→ **What the exercise asks**:
Update the lines from the first one through the line containing "row-number: 25. [119,576,136,591]" by replacing "table-row" with "table-line", keeping everything else unchanged. Give only those lines.

[Start of Stored records]

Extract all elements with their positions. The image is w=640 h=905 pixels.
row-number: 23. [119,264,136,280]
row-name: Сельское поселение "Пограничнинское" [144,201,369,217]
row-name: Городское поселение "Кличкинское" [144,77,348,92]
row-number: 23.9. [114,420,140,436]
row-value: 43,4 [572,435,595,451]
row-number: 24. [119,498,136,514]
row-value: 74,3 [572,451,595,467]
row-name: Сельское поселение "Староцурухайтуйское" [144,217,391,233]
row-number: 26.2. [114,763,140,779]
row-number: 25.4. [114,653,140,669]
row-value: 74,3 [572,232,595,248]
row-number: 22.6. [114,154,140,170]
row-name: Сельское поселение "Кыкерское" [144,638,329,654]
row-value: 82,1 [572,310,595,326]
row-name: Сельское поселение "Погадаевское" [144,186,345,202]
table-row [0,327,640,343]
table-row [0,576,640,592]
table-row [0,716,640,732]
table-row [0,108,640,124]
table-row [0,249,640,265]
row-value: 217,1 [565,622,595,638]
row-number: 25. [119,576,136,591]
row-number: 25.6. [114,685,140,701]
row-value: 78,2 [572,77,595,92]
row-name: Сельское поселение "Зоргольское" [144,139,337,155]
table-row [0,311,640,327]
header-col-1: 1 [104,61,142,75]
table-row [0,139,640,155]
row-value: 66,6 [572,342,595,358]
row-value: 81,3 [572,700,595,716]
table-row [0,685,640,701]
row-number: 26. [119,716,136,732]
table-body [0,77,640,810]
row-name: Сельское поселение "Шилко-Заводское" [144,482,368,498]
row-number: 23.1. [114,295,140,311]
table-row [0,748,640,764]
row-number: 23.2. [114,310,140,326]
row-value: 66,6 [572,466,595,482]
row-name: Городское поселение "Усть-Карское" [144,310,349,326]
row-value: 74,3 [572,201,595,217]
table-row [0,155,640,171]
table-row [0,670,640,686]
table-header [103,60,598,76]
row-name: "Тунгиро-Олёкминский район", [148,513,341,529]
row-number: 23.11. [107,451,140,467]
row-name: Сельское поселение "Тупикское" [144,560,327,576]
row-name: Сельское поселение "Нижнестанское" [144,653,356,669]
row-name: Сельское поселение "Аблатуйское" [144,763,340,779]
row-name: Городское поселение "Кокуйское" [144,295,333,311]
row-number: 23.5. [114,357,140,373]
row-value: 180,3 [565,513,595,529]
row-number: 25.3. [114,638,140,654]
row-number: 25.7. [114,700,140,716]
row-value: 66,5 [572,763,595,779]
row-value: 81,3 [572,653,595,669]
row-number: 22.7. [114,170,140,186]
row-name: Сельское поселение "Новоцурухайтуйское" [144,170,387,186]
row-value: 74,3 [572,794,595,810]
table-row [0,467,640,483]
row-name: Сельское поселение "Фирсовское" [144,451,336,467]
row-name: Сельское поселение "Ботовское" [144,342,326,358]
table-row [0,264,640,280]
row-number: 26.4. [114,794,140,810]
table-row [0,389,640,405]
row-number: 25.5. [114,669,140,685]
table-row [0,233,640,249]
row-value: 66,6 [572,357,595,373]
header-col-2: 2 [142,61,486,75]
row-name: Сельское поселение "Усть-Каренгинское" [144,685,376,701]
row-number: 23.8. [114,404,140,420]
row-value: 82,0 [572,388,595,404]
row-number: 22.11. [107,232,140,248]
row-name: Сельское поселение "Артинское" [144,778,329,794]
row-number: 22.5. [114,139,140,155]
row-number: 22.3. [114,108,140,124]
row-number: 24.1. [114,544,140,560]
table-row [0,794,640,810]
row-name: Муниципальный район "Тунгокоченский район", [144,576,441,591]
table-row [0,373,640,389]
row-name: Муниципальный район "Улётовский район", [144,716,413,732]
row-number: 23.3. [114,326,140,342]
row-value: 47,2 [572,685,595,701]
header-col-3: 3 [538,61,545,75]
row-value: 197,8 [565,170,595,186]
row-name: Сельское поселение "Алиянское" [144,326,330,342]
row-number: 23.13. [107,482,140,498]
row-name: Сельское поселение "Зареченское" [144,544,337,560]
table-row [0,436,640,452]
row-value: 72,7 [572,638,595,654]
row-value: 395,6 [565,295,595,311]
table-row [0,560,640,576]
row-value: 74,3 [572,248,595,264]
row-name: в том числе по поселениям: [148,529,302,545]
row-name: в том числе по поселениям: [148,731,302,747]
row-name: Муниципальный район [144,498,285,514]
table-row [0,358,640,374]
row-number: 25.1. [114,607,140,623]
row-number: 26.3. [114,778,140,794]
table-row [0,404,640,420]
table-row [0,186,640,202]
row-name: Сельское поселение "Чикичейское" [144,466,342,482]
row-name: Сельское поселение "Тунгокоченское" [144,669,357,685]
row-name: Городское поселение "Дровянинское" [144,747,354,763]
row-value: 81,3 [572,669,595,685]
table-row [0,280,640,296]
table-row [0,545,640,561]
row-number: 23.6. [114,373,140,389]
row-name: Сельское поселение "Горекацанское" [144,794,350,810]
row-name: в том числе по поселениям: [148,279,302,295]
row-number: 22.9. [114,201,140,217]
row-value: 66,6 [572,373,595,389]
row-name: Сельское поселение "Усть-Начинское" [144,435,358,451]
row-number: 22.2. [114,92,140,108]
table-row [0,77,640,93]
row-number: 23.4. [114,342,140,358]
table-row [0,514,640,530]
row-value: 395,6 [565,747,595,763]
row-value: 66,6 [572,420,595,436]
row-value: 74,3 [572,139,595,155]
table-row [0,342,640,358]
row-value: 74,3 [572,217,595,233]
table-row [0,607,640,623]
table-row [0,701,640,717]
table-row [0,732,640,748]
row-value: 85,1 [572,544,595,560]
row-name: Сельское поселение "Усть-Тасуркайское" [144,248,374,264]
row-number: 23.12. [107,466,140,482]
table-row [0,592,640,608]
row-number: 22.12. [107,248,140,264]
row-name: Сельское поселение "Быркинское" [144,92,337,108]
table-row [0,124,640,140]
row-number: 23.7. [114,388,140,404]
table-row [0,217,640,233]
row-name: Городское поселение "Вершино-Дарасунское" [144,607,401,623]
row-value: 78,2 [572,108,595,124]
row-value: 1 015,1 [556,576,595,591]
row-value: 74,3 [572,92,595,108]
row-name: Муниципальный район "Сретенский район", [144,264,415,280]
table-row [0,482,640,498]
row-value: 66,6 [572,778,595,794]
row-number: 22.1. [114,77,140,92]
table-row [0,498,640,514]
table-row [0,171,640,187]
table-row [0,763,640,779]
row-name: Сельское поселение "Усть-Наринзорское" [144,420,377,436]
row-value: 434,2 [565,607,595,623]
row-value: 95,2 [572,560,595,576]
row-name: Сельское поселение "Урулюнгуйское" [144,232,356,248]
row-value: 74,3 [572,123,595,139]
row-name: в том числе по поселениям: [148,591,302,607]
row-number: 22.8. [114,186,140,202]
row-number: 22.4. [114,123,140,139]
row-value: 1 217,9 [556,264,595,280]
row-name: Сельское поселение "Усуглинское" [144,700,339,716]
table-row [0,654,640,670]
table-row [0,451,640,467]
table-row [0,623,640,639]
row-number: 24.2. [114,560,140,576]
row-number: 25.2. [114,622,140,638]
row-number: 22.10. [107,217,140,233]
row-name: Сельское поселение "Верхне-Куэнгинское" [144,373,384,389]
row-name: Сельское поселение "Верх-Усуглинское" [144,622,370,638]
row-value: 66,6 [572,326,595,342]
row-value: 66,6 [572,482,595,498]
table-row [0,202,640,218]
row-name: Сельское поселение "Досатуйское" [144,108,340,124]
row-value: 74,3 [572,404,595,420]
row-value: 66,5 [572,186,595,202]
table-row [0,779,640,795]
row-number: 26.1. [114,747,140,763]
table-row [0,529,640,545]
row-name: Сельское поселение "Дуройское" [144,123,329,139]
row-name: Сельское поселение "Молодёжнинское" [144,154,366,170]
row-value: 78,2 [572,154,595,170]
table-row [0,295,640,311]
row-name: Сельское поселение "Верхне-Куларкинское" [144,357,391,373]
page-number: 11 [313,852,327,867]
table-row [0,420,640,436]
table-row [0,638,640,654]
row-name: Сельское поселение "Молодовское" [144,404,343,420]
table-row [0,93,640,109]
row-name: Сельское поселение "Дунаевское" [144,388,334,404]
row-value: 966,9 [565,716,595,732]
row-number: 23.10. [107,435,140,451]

[End of Stored records]

→ **Worked answer**:
Extract all elements with their positions. The image is w=640 h=905 pixels.
row-number: 23. [119,264,136,280]
row-name: Сельское поселение "Пограничнинское" [144,201,369,217]
row-name: Городское поселение "Кличкинское" [144,77,348,92]
row-number: 23.9. [114,420,140,436]
row-value: 43,4 [572,435,595,451]
row-number: 24. [119,498,136,514]
row-value: 74,3 [572,451,595,467]
row-name: Сельское поселение "Староцурухайтуйское" [144,217,391,233]
row-number: 26.2. [114,763,140,779]
row-number: 25.4. [114,653,140,669]
row-value: 74,3 [572,232,595,248]
row-number: 22.6. [114,154,140,170]
row-name: Сельское поселение "Кыкерское" [144,638,329,654]
row-value: 82,1 [572,310,595,326]
row-name: Сельское поселение "Погадаевское" [144,186,345,202]
table-line [0,327,640,343]
table-line [0,576,640,592]
table-line [0,716,640,732]
table-line [0,108,640,124]
table-line [0,249,640,265]
row-value: 217,1 [565,622,595,638]
row-number: 25. [119,576,136,591]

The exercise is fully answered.